Exercise aim: Copy out each line of the data holding "Clopidogrel".

Task data:
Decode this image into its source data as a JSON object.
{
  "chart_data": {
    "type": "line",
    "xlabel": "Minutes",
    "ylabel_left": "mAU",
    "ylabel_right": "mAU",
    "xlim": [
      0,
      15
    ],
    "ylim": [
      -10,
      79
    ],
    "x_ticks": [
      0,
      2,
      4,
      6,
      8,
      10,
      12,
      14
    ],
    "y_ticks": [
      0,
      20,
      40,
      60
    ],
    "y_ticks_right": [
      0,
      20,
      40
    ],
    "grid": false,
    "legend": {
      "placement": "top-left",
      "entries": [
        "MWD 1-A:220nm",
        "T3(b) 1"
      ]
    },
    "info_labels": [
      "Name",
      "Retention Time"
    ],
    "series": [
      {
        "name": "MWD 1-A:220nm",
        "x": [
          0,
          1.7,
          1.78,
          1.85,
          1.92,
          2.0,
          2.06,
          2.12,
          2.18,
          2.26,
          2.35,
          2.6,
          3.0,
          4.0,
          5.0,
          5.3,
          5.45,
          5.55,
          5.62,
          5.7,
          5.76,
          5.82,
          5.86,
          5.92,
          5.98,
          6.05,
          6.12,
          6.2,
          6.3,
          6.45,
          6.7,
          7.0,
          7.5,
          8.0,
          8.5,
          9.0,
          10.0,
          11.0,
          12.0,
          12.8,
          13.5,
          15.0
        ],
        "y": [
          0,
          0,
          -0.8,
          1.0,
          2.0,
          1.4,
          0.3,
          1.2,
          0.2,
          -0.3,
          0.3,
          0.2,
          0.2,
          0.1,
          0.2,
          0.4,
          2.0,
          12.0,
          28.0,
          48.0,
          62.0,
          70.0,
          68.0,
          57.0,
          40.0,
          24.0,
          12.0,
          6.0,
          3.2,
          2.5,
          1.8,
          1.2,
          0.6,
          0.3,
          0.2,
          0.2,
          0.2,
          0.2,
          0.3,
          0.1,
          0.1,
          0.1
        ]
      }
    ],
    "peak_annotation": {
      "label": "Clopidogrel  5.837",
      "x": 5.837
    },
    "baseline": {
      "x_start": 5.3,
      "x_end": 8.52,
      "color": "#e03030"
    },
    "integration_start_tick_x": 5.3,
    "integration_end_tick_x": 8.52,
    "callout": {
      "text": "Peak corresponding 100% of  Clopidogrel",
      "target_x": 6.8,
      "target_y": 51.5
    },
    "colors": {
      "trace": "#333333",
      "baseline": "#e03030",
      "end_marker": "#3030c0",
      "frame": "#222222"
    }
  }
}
--
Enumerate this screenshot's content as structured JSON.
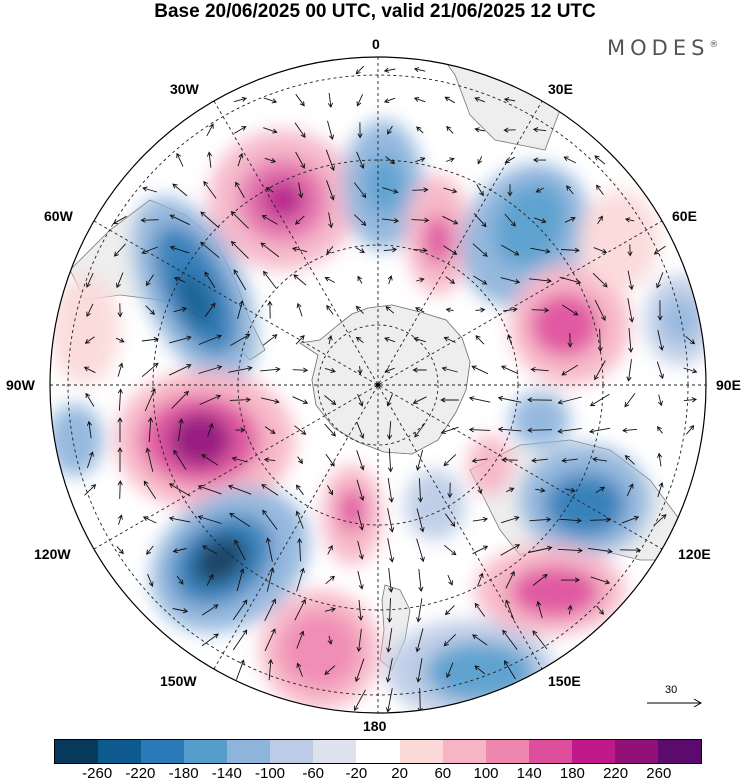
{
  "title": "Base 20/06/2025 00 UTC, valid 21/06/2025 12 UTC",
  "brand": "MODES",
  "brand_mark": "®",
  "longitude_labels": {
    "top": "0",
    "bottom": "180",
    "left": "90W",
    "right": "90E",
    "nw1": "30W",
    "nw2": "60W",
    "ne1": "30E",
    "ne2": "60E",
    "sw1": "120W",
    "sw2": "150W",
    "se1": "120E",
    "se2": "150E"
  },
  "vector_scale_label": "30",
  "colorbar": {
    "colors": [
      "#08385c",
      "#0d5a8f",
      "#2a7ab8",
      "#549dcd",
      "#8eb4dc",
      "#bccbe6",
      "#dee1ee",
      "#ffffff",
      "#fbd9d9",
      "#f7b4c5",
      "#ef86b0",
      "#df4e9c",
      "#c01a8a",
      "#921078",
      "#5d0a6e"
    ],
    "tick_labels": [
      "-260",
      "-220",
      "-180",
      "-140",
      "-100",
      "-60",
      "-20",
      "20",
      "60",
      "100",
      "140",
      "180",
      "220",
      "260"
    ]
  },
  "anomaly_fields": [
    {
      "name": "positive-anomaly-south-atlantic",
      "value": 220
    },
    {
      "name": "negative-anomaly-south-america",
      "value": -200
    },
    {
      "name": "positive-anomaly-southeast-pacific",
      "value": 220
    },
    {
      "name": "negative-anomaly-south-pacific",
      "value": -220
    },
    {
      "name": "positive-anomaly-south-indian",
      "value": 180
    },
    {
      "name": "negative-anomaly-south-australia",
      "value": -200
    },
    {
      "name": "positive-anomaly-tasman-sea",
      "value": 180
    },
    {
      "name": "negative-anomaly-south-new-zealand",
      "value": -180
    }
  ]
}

Task output:
      "label": "Clopidogrel  5.837",
      "text": "Peak corresponding 100% of  Clopidogrel",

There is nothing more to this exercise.